WRITTEN TASK: Search the data for the word "Anzahl" and copy every line where it occurs.

TASK DATA:
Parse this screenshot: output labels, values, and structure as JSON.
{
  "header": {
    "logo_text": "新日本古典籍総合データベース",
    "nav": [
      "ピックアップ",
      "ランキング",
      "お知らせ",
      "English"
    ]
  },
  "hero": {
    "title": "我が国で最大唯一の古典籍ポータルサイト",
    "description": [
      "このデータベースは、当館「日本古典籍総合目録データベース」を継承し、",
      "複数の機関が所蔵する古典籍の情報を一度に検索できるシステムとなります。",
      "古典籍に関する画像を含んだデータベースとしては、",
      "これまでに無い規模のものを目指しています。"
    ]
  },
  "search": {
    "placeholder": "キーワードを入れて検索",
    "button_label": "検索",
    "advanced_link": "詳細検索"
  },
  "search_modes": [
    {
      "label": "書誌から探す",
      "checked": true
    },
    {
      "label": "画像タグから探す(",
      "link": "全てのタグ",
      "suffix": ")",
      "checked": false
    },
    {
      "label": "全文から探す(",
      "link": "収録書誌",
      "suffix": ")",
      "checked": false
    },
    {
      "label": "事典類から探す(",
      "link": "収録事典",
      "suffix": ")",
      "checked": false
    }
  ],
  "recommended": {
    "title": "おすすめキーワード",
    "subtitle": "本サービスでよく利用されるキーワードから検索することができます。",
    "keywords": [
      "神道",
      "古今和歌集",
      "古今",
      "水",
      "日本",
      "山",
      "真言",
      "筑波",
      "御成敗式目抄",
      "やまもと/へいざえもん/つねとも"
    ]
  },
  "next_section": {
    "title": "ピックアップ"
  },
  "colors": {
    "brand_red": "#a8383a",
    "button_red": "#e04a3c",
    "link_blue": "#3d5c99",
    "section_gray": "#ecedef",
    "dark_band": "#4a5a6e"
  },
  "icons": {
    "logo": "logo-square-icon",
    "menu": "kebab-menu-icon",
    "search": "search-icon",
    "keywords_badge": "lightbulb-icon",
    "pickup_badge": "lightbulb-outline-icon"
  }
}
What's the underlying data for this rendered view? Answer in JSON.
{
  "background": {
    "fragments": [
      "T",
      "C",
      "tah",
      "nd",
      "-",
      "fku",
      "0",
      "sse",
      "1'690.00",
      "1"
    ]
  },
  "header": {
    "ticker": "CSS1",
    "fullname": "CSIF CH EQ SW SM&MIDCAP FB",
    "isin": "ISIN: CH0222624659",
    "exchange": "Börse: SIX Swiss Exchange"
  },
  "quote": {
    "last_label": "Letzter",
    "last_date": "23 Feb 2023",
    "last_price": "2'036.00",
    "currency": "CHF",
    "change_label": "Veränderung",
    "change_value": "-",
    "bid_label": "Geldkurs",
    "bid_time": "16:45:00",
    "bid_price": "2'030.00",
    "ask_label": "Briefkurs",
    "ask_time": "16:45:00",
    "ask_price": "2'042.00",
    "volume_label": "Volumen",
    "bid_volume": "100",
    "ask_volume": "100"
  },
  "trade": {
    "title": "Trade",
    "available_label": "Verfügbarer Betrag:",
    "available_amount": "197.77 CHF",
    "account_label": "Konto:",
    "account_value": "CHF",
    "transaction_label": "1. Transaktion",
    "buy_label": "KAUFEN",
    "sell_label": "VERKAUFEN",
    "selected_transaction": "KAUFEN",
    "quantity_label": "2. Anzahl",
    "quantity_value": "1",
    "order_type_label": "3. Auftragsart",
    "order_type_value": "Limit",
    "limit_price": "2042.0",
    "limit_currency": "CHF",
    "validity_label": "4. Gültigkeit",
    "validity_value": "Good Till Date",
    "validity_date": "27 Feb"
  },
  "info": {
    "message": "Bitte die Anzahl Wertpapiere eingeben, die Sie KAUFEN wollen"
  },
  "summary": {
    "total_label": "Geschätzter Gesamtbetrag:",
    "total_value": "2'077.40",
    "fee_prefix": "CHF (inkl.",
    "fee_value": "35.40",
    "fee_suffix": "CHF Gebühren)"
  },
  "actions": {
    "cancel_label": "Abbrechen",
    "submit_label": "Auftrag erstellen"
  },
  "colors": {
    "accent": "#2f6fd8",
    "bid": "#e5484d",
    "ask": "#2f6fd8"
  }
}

SOLUTION FOR THIS EXERCISE:
    "quantity_label": "2. Anzahl",
    "message": "Bitte die Anzahl Wertpapiere eingeben, die Sie KAUFEN wollen"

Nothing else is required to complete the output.